(GIVEN PROBLEM) Restate the listing that follows word for word, without its pictures.

Dataset entries:
- - -
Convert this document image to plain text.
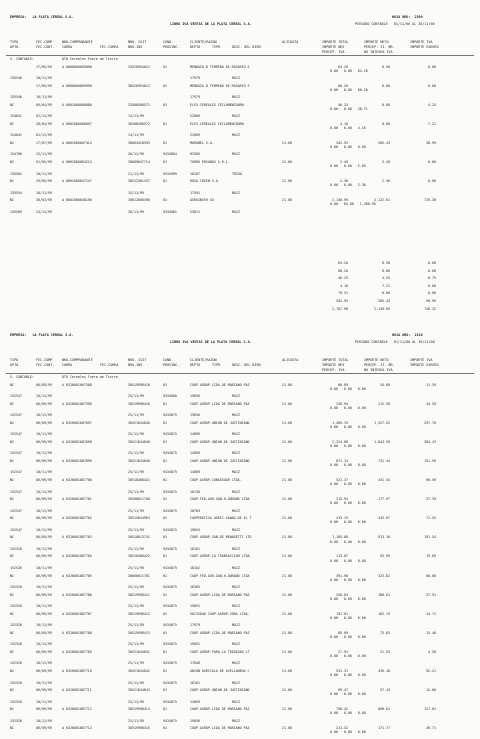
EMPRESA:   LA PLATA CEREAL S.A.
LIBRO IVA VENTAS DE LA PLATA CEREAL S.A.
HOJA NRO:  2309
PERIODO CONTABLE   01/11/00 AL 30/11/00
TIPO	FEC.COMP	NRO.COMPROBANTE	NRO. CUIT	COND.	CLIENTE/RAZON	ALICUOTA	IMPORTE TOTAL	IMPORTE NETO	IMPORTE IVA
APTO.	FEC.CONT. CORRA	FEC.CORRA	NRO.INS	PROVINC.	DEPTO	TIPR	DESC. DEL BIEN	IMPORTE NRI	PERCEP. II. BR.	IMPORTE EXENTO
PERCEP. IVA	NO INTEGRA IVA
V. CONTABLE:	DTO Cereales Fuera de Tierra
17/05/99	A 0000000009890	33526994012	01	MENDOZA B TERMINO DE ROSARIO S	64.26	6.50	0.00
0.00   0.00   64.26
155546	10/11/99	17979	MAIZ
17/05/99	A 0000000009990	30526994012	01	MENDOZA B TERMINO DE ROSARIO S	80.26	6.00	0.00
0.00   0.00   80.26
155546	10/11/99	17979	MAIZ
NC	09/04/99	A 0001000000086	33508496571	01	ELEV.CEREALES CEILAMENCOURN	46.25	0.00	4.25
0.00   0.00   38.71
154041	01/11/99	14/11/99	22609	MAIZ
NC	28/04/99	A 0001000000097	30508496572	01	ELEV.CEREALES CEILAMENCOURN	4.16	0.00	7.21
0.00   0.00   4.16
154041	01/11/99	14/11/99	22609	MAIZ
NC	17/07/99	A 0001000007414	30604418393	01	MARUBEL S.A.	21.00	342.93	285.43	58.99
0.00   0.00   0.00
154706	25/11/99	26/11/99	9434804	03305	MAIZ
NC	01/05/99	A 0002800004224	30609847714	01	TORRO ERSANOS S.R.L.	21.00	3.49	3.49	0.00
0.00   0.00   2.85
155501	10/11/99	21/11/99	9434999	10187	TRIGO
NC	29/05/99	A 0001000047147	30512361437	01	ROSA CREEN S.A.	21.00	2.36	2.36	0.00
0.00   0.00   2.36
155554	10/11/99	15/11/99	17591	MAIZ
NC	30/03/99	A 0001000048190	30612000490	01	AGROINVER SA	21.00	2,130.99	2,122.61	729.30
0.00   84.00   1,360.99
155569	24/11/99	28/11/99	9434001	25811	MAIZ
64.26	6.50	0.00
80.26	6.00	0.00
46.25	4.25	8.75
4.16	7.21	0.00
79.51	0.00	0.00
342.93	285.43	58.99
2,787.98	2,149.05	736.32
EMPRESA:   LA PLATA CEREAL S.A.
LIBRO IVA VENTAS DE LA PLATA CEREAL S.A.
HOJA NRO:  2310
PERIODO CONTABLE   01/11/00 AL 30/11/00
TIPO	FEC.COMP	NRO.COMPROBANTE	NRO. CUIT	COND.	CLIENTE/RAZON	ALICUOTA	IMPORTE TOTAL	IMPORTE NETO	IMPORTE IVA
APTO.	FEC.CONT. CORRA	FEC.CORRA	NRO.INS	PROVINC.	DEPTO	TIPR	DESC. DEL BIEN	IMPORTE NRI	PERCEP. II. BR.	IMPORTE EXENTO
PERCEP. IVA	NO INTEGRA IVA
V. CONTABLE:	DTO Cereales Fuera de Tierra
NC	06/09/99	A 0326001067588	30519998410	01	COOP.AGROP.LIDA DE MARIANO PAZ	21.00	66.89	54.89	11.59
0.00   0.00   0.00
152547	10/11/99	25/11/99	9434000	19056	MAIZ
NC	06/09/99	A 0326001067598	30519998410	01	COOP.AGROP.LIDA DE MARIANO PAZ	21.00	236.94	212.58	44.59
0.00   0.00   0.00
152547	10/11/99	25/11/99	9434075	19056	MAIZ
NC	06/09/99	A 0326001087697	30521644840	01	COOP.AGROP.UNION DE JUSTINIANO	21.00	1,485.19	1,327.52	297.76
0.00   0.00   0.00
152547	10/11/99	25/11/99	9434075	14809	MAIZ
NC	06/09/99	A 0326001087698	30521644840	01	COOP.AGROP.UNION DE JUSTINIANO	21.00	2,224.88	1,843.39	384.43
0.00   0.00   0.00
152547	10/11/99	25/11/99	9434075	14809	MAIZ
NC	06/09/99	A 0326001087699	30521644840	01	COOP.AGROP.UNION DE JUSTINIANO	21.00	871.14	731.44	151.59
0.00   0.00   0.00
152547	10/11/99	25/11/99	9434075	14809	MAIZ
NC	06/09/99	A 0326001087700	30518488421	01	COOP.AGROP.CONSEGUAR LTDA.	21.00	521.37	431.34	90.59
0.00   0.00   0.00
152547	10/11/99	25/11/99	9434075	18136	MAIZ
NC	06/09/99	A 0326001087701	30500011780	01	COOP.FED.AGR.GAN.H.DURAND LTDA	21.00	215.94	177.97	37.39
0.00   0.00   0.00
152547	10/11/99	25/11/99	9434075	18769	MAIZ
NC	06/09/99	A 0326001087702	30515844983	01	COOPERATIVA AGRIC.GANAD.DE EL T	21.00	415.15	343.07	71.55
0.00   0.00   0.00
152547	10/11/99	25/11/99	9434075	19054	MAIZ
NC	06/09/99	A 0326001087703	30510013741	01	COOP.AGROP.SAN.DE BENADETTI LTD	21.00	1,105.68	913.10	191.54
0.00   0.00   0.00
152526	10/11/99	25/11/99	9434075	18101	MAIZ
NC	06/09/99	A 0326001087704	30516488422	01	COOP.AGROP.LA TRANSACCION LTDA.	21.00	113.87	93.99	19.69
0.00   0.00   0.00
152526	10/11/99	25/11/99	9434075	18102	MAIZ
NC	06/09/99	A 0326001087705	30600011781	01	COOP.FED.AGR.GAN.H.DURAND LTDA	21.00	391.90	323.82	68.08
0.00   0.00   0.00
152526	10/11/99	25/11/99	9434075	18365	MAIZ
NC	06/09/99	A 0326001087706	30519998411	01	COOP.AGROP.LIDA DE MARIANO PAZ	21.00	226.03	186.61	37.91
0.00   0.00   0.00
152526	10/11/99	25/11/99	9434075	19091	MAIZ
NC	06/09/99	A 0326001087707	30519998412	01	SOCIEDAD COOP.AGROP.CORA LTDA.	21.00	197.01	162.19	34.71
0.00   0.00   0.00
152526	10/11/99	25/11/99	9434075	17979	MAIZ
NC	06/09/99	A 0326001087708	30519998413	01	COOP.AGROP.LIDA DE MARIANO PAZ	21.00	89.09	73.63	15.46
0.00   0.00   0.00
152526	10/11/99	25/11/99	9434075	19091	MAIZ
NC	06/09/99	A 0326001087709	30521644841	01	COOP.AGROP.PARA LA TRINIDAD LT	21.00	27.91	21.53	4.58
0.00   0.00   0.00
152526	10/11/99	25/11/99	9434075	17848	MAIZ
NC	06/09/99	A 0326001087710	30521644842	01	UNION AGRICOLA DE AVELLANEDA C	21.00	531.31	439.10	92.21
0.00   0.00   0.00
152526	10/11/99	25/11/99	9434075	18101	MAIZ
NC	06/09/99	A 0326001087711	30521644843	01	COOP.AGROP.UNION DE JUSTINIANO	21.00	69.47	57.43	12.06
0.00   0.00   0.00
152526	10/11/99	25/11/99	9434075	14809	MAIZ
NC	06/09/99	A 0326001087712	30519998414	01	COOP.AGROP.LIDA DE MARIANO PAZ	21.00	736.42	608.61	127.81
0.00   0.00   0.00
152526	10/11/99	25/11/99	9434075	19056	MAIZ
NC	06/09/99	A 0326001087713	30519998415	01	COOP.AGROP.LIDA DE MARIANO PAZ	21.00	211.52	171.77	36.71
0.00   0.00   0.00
- - -
(ANSWER IN FULL)
Convert this document image to plain text.
EMPRESA:   LA PLATA CEREAL S.A.
LIBRO IVA VENTAS DE LA PLATA CEREAL S.A.
HOJA NRO:  2309
PERIODO CONTABLE   01/11/00 AL 30/11/00
TIPO	FEC.COMP	NRO.COMPROBANTE	NRO. CUIT	COND.	CLIENTE/RAZON	ALICUOTA	IMPORTE TOTAL	IMPORTE NETO	IMPORTE IVA
APTO.	FEC.CONT. CORRA	FEC.CORRA	NRO.INS	PROVINC.	DEPTO	TIPR	DESC. DEL BIEN	IMPORTE NRI	PERCEP. II. BR.	IMPORTE EXENTO
PERCEP. IVA	NO INTEGRA IVA
V. CONTABLE:	DTO Cereales Fuera de Tierra
17/05/99	A 0000000009890	33526994012	01	MENDOZA B TERMINO DE ROSARIO S	64.26	6.50	0.00
0.00   0.00   64.26
155546	10/11/99	17979	MAIZ
17/05/99	A 0000000009990	30526994012	01	MENDOZA B TERMINO DE ROSARIO S	80.26	6.00	0.00
0.00   0.00   80.26
155546	10/11/99	17979	MAIZ
NC	09/04/99	A 0001000000086	33508496571	01	ELEV.CEREALES CEILAMENCOURN	46.25	0.00	4.25
0.00   0.00   38.71
154041	01/11/99	14/11/99	22609	MAIZ
NC	28/04/99	A 0001000000097	30508496572	01	ELEV.CEREALES CEILAMENCOURN	4.16	0.00	7.21
0.00   0.00   4.16
154041	01/11/99	14/11/99	22609	MAIZ
NC	17/07/99	A 0001000007414	30604418393	01	MARUBEL S.A.	21.00	342.93	285.43	58.99
0.00   0.00   0.00
154706	25/11/99	26/11/99	9434804	03305	MAIZ
NC	01/05/99	A 0002800004224	30609847714	01	TORRO ERSANOS S.R.L.	21.00	3.49	3.49	0.00
0.00   0.00   2.85
155501	10/11/99	21/11/99	9434999	10187	TRIGO
NC	29/05/99	A 0001000047147	30512361437	01	ROSA CREEN S.A.	21.00	2.36	2.36	0.00
0.00   0.00   2.36
155554	10/11/99	15/11/99	17591	MAIZ
NC	30/03/99	A 0001000048190	30612000490	01	AGROINVER SA	21.00	2,130.99	2,122.61	729.30
0.00   84.00   1,360.99
155569	24/11/99	28/11/99	9434001	25811	MAIZ
64.26	6.50	0.00
80.26	6.00	0.00
46.25	4.25	8.75
4.16	7.21	0.00
79.51	0.00	0.00
342.93	285.43	58.99
2,787.98	2,149.05	736.32
EMPRESA:   LA PLATA CEREAL S.A.
LIBRO IVA VENTAS DE LA PLATA CEREAL S.A.
HOJA NRO:  2310
PERIODO CONTABLE   01/11/00 AL 30/11/00
TIPO	FEC.COMP	NRO.COMPROBANTE	NRO. CUIT	COND.	CLIENTE/RAZON	ALICUOTA	IMPORTE TOTAL	IMPORTE NETO	IMPORTE IVA
APTO.	FEC.CONT. CORRA	FEC.CORRA	NRO.INS	PROVINC.	DEPTO	TIPR	DESC. DEL BIEN	IMPORTE NRI	PERCEP. II. BR.	IMPORTE EXENTO
PERCEP. IVA	NO INTEGRA IVA
V. CONTABLE:	DTO Cereales Fuera de Tierra
NC	06/09/99	A 0326001067588	30519998410	01	COOP.AGROP.LIDA DE MARIANO PAZ	21.00	66.89	54.89	11.59
0.00   0.00   0.00
152547	10/11/99	25/11/99	9434000	19056	MAIZ
NC	06/09/99	A 0326001067598	30519998410	01	COOP.AGROP.LIDA DE MARIANO PAZ	21.00	236.94	212.58	44.59
0.00   0.00   0.00
152547	10/11/99	25/11/99	9434075	19056	MAIZ
NC	06/09/99	A 0326001087697	30521644840	01	COOP.AGROP.UNION DE JUSTINIANO	21.00	1,485.19	1,327.52	297.76
0.00   0.00   0.00
152547	10/11/99	25/11/99	9434075	14809	MAIZ
NC	06/09/99	A 0326001087698	30521644840	01	COOP.AGROP.UNION DE JUSTINIANO	21.00	2,224.88	1,843.39	384.43
0.00   0.00   0.00
152547	10/11/99	25/11/99	9434075	14809	MAIZ
NC	06/09/99	A 0326001087699	30521644840	01	COOP.AGROP.UNION DE JUSTINIANO	21.00	871.14	731.44	151.59
0.00   0.00   0.00
152547	10/11/99	25/11/99	9434075	14809	MAIZ
NC	06/09/99	A 0326001087700	30518488421	01	COOP.AGROP.CONSEGUAR LTDA.	21.00	521.37	431.34	90.59
0.00   0.00   0.00
152547	10/11/99	25/11/99	9434075	18136	MAIZ
NC	06/09/99	A 0326001087701	30500011780	01	COOP.FED.AGR.GAN.H.DURAND LTDA	21.00	215.94	177.97	37.39
0.00   0.00   0.00
152547	10/11/99	25/11/99	9434075	18769	MAIZ
NC	06/09/99	A 0326001087702	30515844983	01	COOPERATIVA AGRIC.GANAD.DE EL T	21.00	415.15	343.07	71.55
0.00   0.00   0.00
152547	10/11/99	25/11/99	9434075	19054	MAIZ
NC	06/09/99	A 0326001087703	30510013741	01	COOP.AGROP.SAN.DE BENADETTI LTD	21.00	1,105.68	913.10	191.54
0.00   0.00   0.00
152526	10/11/99	25/11/99	9434075	18101	MAIZ
NC	06/09/99	A 0326001087704	30516488422	01	COOP.AGROP.LA TRANSACCION LTDA.	21.00	113.87	93.99	19.69
0.00   0.00   0.00
152526	10/11/99	25/11/99	9434075	18102	MAIZ
NC	06/09/99	A 0326001087705	30600011781	01	COOP.FED.AGR.GAN.H.DURAND LTDA	21.00	391.90	323.82	68.08
0.00   0.00   0.00
152526	10/11/99	25/11/99	9434075	18365	MAIZ
NC	06/09/99	A 0326001087706	30519998411	01	COOP.AGROP.LIDA DE MARIANO PAZ	21.00	226.03	186.61	37.91
0.00   0.00   0.00
152526	10/11/99	25/11/99	9434075	19091	MAIZ
NC	06/09/99	A 0326001087707	30519998412	01	SOCIEDAD COOP.AGROP.CORA LTDA.	21.00	197.01	162.19	34.71
0.00   0.00   0.00
152526	10/11/99	25/11/99	9434075	17979	MAIZ
NC	06/09/99	A 0326001087708	30519998413	01	COOP.AGROP.LIDA DE MARIANO PAZ	21.00	89.09	73.63	15.46
0.00   0.00   0.00
152526	10/11/99	25/11/99	9434075	19091	MAIZ
NC	06/09/99	A 0326001087709	30521644841	01	COOP.AGROP.PARA LA TRINIDAD LT	21.00	27.91	21.53	4.58
0.00   0.00   0.00
152526	10/11/99	25/11/99	9434075	17848	MAIZ
NC	06/09/99	A 0326001087710	30521644842	01	UNION AGRICOLA DE AVELLANEDA C	21.00	531.31	439.10	92.21
0.00   0.00   0.00
152526	10/11/99	25/11/99	9434075	18101	MAIZ
NC	06/09/99	A 0326001087711	30521644843	01	COOP.AGROP.UNION DE JUSTINIANO	21.00	69.47	57.43	12.06
0.00   0.00   0.00
152526	10/11/99	25/11/99	9434075	14809	MAIZ
NC	06/09/99	A 0326001087712	30519998414	01	COOP.AGROP.LIDA DE MARIANO PAZ	21.00	736.42	608.61	127.81
0.00   0.00   0.00
152526	10/11/99	25/11/99	9434075	19056	MAIZ
NC	06/09/99	A 0326001087713	30519998415	01	COOP.AGROP.LIDA DE MARIANO PAZ	21.00	211.52	171.77	36.71
0.00   0.00   0.00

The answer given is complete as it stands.